DATA SHOWN:
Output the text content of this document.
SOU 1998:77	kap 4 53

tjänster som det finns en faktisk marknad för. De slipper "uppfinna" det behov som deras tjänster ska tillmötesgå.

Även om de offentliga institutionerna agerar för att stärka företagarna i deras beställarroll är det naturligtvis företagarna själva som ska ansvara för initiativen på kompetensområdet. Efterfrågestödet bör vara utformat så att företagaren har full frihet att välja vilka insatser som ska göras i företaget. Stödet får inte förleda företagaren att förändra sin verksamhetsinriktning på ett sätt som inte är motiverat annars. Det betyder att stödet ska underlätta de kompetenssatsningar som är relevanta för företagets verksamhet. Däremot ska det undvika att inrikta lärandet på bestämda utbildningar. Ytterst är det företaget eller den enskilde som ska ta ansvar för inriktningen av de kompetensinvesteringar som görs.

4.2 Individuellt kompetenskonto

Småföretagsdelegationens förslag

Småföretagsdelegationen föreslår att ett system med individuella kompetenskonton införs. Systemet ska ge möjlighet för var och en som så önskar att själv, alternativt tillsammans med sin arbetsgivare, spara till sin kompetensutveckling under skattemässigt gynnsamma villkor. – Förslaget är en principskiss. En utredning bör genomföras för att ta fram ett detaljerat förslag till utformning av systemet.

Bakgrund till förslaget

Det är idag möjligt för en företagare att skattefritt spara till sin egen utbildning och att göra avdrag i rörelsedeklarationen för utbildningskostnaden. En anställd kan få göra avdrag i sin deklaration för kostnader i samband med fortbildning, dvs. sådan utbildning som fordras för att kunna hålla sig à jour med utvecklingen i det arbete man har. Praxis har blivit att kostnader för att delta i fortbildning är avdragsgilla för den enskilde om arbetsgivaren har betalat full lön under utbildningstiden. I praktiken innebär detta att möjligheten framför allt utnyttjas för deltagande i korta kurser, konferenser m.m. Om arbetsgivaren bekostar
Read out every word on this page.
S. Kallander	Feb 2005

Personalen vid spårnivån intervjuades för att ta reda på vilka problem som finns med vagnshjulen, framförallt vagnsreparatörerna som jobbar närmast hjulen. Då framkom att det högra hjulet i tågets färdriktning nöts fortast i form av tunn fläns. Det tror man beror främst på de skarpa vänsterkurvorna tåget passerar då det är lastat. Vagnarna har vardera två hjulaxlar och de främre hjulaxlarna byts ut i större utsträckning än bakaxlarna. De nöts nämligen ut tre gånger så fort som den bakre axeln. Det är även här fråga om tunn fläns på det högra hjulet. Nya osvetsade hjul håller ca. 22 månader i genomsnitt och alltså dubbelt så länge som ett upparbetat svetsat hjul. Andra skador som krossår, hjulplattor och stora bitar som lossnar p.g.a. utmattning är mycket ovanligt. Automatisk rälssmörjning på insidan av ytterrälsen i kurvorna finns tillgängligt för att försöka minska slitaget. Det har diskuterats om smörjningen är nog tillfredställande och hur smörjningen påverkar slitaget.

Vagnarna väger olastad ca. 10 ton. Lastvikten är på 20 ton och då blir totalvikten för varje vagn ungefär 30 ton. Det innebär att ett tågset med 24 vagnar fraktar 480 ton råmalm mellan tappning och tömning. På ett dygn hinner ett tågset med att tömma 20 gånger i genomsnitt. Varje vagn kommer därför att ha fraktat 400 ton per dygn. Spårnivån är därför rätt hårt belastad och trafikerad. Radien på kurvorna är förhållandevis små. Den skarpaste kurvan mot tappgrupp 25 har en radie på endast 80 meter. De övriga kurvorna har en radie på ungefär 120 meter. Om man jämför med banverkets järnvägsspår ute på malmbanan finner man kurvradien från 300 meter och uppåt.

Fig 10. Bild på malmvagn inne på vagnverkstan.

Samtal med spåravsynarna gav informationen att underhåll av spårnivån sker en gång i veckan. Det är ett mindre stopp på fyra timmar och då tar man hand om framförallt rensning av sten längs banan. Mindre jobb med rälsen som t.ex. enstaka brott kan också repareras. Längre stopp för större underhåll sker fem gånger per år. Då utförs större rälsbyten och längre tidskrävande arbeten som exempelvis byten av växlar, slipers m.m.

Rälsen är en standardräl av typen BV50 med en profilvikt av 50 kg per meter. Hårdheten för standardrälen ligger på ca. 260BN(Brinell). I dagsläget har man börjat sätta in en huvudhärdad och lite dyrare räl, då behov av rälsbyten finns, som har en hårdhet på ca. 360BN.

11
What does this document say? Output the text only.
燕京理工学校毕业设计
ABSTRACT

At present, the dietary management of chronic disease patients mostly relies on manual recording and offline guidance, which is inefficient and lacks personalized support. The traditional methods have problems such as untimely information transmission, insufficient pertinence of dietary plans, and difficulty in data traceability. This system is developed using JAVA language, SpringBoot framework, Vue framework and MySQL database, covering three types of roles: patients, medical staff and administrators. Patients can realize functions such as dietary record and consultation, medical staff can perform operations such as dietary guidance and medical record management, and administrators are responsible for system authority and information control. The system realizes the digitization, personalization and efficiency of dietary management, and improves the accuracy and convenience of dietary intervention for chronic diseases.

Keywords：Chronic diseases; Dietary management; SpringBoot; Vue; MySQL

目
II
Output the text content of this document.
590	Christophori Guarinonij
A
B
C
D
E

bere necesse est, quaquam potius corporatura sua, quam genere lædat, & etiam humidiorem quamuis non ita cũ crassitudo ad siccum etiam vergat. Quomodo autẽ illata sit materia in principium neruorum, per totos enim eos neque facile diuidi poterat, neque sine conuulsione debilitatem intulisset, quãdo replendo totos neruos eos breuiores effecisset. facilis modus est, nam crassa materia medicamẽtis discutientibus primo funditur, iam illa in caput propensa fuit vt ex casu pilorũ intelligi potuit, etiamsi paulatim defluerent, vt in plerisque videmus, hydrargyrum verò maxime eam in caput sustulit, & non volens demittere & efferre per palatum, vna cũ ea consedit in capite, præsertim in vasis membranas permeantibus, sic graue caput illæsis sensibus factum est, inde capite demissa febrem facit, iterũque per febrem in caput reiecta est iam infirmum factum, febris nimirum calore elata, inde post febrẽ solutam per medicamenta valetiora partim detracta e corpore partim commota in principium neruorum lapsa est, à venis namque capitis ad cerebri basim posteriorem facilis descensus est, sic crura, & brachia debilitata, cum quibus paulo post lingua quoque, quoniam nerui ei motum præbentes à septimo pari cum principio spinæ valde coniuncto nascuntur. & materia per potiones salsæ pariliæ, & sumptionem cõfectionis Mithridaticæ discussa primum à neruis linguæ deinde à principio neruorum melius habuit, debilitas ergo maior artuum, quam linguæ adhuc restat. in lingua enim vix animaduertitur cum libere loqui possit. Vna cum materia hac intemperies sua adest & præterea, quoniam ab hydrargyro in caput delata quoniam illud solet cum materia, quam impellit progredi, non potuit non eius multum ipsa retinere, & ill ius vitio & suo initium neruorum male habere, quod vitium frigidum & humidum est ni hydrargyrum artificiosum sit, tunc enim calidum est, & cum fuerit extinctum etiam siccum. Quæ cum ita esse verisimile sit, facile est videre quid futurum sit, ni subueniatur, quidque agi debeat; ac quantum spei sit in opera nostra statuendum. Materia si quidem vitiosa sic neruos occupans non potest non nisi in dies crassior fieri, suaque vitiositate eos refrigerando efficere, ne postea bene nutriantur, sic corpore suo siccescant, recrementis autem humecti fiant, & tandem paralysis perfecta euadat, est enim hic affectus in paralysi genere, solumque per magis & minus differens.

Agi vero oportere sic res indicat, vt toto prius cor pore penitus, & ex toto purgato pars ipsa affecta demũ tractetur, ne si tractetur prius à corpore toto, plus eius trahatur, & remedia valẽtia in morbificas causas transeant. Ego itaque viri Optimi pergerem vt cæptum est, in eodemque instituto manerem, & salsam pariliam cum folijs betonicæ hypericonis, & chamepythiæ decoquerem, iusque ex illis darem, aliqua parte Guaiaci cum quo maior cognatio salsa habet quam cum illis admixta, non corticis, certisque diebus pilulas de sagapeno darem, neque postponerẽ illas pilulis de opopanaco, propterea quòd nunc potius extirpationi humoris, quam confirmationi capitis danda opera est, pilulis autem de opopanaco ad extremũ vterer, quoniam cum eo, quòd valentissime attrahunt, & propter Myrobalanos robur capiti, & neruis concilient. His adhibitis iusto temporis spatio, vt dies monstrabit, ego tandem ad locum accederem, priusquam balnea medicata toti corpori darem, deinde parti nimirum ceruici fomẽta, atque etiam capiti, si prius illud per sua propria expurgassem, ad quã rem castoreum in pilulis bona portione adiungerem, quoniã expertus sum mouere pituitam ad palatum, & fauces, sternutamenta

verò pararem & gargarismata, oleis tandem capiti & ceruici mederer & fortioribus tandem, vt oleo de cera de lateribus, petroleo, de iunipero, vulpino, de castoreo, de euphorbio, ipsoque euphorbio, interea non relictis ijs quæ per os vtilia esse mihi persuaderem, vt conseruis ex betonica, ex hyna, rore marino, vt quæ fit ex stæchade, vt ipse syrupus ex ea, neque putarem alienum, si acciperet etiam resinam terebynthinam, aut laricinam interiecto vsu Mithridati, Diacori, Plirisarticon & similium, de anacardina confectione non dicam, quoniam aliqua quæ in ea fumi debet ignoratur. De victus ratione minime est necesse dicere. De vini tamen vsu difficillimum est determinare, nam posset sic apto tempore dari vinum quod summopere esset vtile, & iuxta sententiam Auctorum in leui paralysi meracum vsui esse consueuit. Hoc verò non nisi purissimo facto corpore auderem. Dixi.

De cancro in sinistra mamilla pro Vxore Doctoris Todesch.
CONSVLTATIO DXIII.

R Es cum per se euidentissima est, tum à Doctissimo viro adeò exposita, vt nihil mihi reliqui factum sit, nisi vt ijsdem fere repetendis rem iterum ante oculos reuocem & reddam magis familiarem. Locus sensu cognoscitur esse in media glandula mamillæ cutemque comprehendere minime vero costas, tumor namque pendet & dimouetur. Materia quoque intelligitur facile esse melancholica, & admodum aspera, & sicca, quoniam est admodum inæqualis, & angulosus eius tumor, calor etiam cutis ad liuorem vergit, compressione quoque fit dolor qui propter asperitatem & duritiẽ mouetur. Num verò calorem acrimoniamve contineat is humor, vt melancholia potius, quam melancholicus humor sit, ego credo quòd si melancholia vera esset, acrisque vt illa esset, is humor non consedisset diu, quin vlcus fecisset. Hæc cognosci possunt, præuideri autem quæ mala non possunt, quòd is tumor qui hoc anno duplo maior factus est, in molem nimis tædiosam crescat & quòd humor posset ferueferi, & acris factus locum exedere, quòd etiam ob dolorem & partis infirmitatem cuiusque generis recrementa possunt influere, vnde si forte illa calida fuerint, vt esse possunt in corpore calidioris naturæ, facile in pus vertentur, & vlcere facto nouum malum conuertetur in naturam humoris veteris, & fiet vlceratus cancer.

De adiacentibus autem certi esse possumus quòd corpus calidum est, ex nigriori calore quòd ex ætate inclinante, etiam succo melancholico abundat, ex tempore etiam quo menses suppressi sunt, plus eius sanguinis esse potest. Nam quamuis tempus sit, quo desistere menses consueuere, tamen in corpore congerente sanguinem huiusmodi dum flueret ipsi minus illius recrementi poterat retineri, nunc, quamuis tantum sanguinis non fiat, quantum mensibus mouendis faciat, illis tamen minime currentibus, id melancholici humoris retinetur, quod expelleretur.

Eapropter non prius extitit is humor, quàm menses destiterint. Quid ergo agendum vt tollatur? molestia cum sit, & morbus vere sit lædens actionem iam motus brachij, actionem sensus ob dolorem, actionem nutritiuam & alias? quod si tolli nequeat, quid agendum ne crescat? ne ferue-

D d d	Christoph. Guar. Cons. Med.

TASK ITEM: When a line above includes the word "behov", please list that line.

WRITTEN ANSWER:
tjänster som det finns en faktisk marknad för. De slipper "uppfinna" det behov som deras tjänster ska tillmötesgå.
Rälsen är en standardräl av typen BV50 med en profilvikt av 50 kg per meter. Hårdheten för standardrälen ligger på ca. 260BN(Brinell). I dagsläget har man börjat sätta in en huvudhärdad och lite dyrare räl, då behov av rälsbyten finns, som har en hårdhet på ca. 360BN.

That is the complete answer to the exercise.